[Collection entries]
-.-.-

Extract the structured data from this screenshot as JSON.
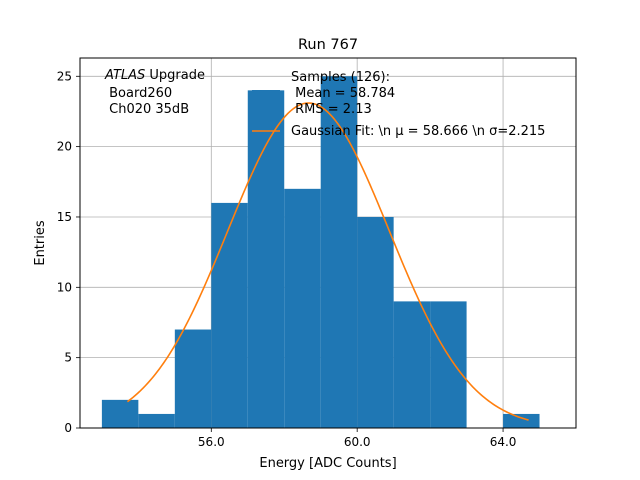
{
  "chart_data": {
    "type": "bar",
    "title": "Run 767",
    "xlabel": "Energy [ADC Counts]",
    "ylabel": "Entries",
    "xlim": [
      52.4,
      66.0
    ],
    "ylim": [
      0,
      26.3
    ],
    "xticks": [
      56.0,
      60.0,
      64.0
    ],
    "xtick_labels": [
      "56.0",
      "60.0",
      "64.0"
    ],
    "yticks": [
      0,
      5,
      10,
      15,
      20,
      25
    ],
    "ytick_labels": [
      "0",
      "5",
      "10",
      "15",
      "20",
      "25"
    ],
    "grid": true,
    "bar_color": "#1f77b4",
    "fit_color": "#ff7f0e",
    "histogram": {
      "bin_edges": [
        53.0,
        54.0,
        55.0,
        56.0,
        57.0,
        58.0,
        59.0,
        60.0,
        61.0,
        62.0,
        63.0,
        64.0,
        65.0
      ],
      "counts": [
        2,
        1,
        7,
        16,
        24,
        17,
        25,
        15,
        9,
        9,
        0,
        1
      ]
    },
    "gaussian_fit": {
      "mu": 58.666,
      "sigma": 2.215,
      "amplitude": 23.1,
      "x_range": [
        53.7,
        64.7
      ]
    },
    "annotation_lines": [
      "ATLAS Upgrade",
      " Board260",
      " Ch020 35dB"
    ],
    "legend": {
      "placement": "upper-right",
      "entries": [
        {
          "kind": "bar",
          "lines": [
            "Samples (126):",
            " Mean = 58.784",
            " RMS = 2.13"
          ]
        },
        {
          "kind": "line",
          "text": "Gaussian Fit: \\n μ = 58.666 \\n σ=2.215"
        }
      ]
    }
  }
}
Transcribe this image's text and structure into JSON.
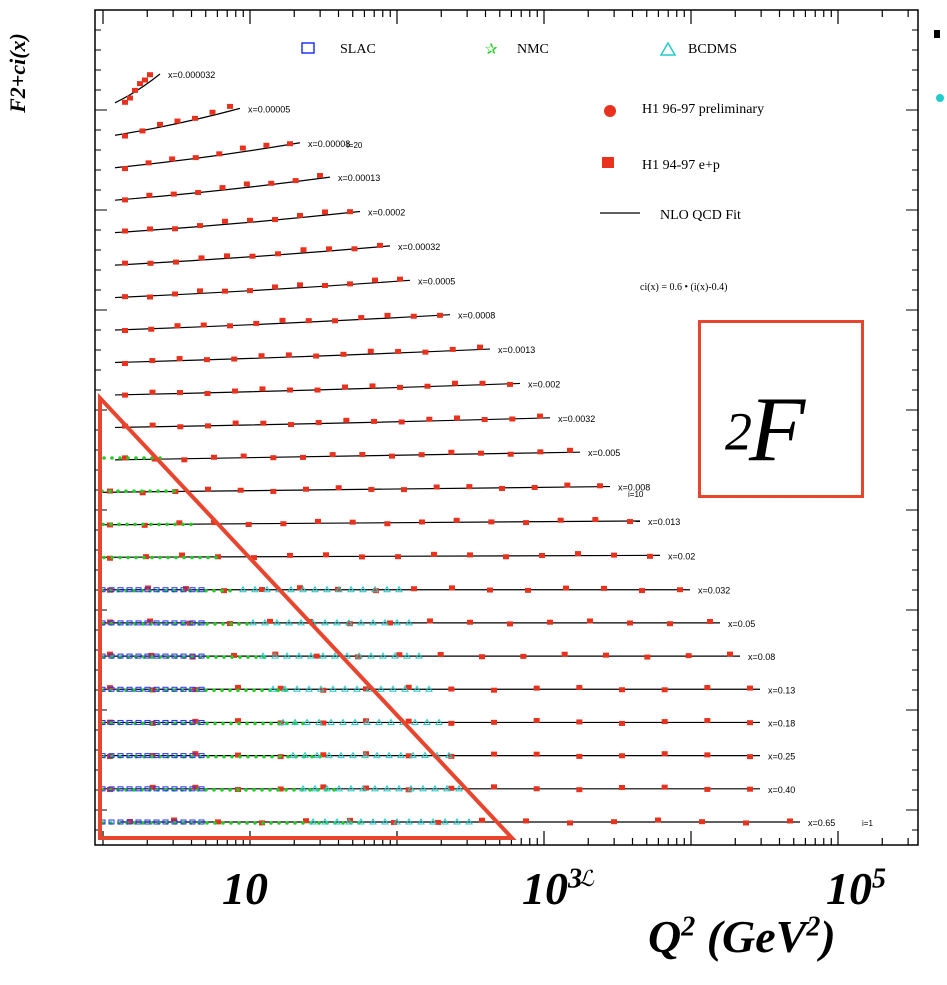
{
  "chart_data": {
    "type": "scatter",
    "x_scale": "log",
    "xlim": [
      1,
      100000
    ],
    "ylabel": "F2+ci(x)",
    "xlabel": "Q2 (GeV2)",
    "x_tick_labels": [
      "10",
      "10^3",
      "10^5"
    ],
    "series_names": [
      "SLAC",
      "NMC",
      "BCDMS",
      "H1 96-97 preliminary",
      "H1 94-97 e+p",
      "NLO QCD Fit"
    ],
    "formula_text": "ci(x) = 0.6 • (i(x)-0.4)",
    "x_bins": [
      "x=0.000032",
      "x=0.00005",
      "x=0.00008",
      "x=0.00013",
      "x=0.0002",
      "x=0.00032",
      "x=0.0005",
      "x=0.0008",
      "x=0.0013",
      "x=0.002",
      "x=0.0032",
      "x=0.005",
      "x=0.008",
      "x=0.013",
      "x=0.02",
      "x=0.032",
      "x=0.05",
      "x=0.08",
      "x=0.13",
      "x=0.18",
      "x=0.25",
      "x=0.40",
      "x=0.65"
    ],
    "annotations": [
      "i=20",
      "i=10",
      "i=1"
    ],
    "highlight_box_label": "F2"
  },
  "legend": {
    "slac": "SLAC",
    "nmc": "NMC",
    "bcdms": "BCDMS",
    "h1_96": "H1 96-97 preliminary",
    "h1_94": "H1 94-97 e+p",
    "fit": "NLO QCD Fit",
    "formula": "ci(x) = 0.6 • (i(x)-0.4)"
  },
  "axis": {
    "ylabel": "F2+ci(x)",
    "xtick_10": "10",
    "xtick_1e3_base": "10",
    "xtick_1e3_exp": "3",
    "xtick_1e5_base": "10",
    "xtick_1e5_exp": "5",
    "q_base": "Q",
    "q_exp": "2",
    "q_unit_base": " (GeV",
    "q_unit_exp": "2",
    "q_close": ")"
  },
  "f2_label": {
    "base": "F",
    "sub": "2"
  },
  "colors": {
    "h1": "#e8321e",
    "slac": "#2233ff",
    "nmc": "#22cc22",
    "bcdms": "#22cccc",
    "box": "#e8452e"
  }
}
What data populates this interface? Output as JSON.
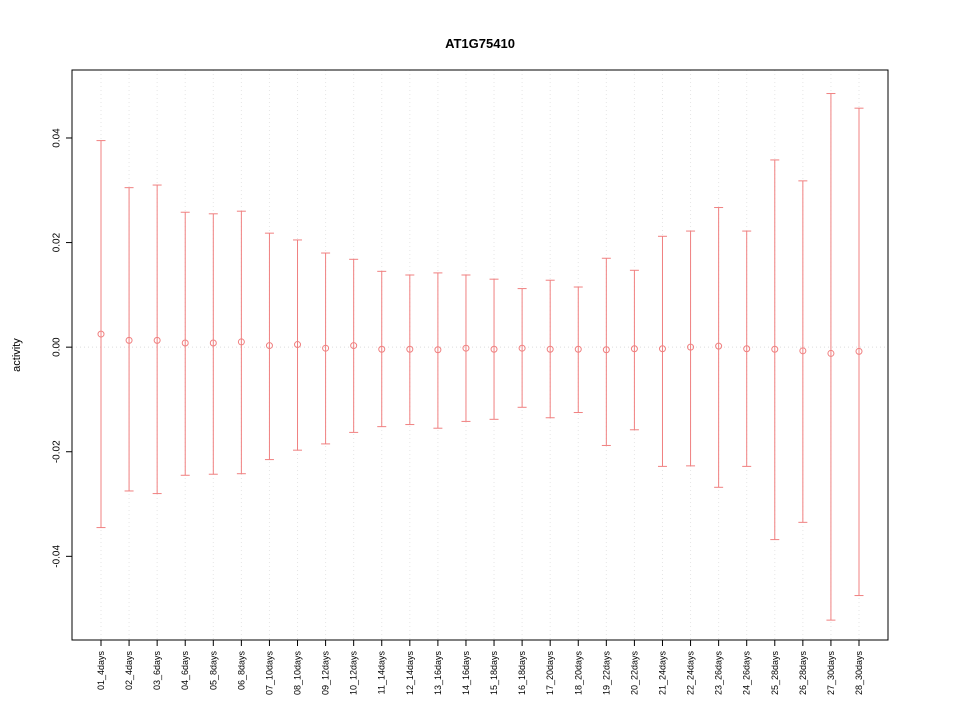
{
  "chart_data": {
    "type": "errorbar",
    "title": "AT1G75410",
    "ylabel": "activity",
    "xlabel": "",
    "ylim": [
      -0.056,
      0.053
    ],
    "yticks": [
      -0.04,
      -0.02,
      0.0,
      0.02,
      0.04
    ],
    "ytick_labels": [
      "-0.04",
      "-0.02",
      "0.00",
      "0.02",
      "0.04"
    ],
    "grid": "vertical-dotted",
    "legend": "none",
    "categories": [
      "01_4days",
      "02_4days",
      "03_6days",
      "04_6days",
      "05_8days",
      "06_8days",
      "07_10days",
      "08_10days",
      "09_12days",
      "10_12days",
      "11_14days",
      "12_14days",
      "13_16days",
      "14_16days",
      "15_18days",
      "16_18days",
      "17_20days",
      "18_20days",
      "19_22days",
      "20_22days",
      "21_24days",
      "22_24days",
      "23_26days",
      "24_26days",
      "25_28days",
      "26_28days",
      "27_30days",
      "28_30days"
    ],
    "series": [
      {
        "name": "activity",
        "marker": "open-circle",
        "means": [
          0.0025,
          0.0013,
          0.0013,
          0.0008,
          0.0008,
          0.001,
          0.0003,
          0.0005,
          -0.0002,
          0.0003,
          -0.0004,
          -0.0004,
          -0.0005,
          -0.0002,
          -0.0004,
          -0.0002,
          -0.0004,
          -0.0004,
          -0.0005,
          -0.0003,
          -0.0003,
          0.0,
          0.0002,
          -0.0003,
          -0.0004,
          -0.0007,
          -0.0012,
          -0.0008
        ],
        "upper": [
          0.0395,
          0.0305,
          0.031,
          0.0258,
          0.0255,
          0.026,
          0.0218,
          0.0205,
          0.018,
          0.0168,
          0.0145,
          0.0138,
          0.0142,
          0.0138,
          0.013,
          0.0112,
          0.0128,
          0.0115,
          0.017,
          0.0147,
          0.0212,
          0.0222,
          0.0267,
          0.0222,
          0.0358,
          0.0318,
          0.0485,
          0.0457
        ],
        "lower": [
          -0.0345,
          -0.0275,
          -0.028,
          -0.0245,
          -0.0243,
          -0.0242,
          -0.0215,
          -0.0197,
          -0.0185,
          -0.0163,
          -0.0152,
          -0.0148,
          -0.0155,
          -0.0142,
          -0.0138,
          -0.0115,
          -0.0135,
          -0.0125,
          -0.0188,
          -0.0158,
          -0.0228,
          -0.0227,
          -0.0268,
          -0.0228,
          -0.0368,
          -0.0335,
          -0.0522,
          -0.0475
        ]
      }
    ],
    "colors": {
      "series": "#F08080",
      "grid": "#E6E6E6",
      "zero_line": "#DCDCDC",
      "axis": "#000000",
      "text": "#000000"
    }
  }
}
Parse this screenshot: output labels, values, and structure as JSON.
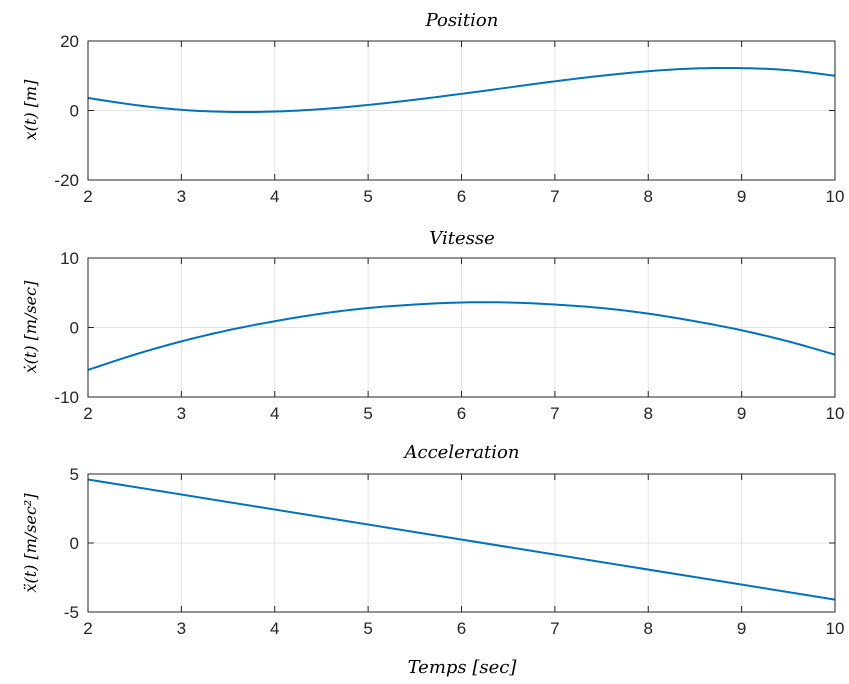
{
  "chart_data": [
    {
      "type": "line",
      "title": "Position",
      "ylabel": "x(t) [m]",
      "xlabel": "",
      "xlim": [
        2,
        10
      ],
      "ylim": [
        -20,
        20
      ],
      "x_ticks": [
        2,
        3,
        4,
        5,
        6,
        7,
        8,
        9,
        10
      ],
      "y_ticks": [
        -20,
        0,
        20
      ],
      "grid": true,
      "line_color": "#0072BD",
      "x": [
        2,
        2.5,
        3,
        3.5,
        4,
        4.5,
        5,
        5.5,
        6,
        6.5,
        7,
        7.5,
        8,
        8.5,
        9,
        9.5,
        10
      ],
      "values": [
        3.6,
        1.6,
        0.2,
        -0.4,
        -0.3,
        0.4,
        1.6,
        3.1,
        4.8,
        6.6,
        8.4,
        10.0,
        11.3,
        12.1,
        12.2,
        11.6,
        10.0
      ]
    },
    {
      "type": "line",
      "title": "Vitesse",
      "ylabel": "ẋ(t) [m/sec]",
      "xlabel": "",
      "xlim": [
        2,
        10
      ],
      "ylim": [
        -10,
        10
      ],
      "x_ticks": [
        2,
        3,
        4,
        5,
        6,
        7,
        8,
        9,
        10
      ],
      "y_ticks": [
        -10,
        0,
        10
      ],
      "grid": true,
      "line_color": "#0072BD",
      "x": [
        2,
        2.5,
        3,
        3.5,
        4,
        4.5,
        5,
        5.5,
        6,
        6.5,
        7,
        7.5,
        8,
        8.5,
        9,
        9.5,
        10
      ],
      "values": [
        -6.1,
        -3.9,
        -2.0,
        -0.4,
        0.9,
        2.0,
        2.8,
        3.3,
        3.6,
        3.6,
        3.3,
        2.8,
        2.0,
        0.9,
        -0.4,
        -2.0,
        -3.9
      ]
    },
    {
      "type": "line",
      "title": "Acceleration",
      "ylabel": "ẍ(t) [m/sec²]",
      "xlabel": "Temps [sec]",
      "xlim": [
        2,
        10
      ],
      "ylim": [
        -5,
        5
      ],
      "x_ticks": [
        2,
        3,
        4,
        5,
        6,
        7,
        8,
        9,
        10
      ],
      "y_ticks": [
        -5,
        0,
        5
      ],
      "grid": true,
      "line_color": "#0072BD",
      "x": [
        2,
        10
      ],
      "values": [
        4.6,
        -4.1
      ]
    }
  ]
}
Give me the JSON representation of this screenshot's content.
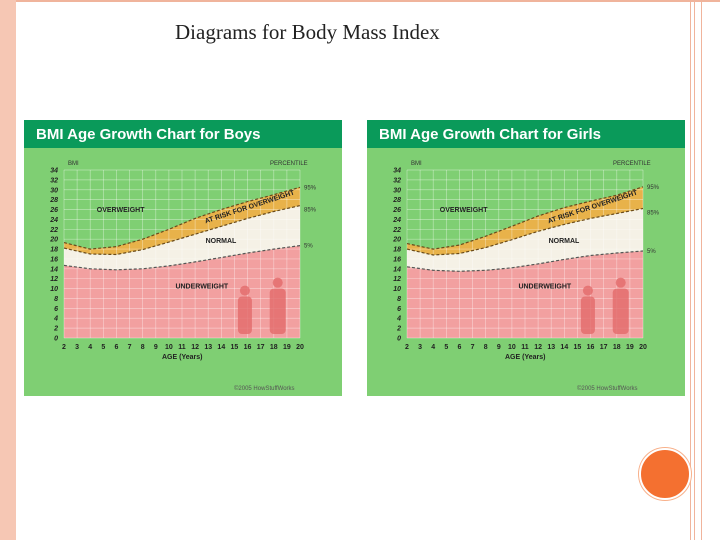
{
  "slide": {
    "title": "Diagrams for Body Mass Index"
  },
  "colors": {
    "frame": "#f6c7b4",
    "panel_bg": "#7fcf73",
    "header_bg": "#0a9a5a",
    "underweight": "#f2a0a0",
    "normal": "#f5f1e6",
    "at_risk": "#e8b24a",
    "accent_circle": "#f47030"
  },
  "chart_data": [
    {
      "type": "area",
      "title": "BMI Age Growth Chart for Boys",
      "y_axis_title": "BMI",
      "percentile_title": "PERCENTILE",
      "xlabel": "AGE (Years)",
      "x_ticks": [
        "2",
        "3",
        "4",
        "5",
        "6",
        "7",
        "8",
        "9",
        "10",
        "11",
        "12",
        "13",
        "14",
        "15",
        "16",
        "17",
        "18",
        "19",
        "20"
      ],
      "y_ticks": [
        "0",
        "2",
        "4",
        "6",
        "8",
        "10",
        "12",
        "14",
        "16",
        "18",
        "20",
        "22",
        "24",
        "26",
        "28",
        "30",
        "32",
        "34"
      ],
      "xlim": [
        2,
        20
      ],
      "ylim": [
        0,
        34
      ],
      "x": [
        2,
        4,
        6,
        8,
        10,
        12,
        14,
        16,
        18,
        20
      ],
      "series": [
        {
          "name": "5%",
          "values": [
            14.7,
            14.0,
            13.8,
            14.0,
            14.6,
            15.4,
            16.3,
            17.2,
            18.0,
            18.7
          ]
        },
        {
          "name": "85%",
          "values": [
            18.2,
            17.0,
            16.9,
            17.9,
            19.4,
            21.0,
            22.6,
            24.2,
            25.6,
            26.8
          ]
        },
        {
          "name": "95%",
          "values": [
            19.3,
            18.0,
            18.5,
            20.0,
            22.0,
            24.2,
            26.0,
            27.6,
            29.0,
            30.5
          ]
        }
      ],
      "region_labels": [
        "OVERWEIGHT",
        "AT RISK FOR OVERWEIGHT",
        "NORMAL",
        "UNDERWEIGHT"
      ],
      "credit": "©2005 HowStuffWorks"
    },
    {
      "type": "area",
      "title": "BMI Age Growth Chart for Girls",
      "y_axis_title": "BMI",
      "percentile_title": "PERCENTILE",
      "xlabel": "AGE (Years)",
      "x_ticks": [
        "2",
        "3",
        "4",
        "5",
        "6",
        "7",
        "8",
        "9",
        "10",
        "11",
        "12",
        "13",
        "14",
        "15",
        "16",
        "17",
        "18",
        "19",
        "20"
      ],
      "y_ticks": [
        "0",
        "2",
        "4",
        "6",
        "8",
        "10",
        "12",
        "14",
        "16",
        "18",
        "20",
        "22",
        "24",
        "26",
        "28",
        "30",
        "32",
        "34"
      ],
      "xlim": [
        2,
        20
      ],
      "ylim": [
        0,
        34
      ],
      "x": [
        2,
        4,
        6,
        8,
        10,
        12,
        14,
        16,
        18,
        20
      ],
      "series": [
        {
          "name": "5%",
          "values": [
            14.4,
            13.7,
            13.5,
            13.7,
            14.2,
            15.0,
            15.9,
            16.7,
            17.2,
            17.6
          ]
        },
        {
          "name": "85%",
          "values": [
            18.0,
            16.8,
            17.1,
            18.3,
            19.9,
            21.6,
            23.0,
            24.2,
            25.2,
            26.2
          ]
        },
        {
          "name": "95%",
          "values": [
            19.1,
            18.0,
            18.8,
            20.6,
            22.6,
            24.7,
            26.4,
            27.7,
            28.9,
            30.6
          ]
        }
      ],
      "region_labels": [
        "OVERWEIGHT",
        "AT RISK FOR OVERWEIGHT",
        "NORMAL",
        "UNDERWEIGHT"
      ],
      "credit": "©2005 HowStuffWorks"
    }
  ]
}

-.-.-

Filter the data for the string "preliminary" and copy every line that has it.

**Answer for this exercise**
      "H1 96-97 preliminary",
    "h1_96": "H1 96-97 preliminary",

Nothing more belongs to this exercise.